*What you will do*
Print the data exactly, leaving nothing out.

*Supplied entries*
=-=-=-=-=
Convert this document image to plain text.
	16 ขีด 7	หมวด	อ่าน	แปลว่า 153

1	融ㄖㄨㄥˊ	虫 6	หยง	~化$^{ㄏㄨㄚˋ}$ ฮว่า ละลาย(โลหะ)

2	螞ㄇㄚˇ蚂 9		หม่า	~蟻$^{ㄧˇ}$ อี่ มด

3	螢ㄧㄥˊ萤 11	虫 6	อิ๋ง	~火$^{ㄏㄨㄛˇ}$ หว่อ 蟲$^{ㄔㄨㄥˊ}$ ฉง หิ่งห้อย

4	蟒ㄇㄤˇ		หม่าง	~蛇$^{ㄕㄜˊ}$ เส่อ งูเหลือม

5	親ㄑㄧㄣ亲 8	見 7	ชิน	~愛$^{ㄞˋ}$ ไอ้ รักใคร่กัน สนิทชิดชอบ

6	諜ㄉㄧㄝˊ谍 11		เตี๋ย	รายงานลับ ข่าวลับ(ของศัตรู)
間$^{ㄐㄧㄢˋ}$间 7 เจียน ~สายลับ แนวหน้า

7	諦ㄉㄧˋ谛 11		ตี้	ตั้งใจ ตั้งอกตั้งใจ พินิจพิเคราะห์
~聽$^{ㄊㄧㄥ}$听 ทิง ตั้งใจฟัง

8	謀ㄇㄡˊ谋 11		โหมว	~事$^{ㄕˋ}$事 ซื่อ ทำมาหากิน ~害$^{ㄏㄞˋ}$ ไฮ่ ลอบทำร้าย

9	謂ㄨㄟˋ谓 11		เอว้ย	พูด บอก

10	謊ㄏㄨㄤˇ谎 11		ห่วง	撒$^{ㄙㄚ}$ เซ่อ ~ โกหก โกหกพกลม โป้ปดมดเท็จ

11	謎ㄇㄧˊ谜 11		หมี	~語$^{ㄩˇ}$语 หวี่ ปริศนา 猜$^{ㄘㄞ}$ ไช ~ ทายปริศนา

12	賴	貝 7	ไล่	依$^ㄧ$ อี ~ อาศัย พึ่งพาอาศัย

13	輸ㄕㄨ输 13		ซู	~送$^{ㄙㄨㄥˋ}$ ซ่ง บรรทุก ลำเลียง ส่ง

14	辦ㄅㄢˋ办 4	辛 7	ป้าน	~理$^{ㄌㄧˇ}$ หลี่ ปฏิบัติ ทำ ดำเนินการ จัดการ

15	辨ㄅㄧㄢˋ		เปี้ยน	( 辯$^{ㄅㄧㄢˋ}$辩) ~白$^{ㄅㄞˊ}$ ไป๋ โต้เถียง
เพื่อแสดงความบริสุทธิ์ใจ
=-=-=-=-=
*Answer for this exercise*
Convert this document image to plain text.
	16 ขีด 7	หมวด	อ่าน	แปลว่า 153

1	融ㄖㄨㄥˊ	虫 6	หยง	~化$^{ㄏㄨㄚˋ}$ ฮว่า ละลาย(โลหะ)

2	螞ㄇㄚˇ蚂 9		หม่า	~蟻$^{ㄧˇ}$ อี่ มด

3	螢ㄧㄥˊ萤 11	虫 6	อิ๋ง	~火$^{ㄏㄨㄛˇ}$ หว่อ 蟲$^{ㄔㄨㄥˊ}$ ฉง หิ่งห้อย

4	蟒ㄇㄤˇ		หม่าง	~蛇$^{ㄕㄜˊ}$ เส่อ งูเหลือม

5	親ㄑㄧㄣ亲 8	見 7	ชิน	~愛$^{ㄞˋ}$ ไอ้ รักใคร่กัน สนิทชิดชอบ

6	諜ㄉㄧㄝˊ谍 11		เตี๋ย	รายงานลับ ข่าวลับ(ของศัตรู)
間$^{ㄐㄧㄢˋ}$间 7 เจียน ~สายลับ แนวหน้า

7	諦ㄉㄧˋ谛 11		ตี้	ตั้งใจ ตั้งอกตั้งใจ พินิจพิเคราะห์
~聽$^{ㄊㄧㄥ}$听 ทิง ตั้งใจฟัง

8	謀ㄇㄡˊ谋 11		โหมว	~事$^{ㄕˋ}$事 ซื่อ ทำมาหากิน ~害$^{ㄏㄞˋ}$ ไฮ่ ลอบทำร้าย

9	謂ㄨㄟˋ谓 11		เอว้ย	พูด บอก

10	謊ㄏㄨㄤˇ谎 11		ห่วง	撒$^{ㄙㄚ}$ เซ่อ ~ โกหก โกหกพกลม โป้ปดมดเท็จ

11	謎ㄇㄧˊ谜 11		หมี	~語$^{ㄩˇ}$语 หวี่ ปริศนา 猜$^{ㄘㄞ}$ ไช ~ ทายปริศนา

12	賴	貝 7	ไล่	依$^ㄧ$ อี ~ อาศัย พึ่งพาอาศัย

13	輸ㄕㄨ输 13		ซู	~送$^{ㄙㄨㄥˋ}$ ซ่ง บรรทุก ลำเลียง ส่ง

14	辦ㄅㄢˋ办 4	辛 7	ป้าน	~理$^{ㄌㄧˇ}$ หลี่ ปฏิบัติ ทำ ดำเนินการ จัดการ

15	辨ㄅㄧㄢˋ		เปี้ยน	( 辯$^{ㄅㄧㄢˋ}$辩) ~白$^{ㄅㄞˊ}$ ไป๋ โต้เถียง
เพื่อแสดงความบริสุทธิ์ใจ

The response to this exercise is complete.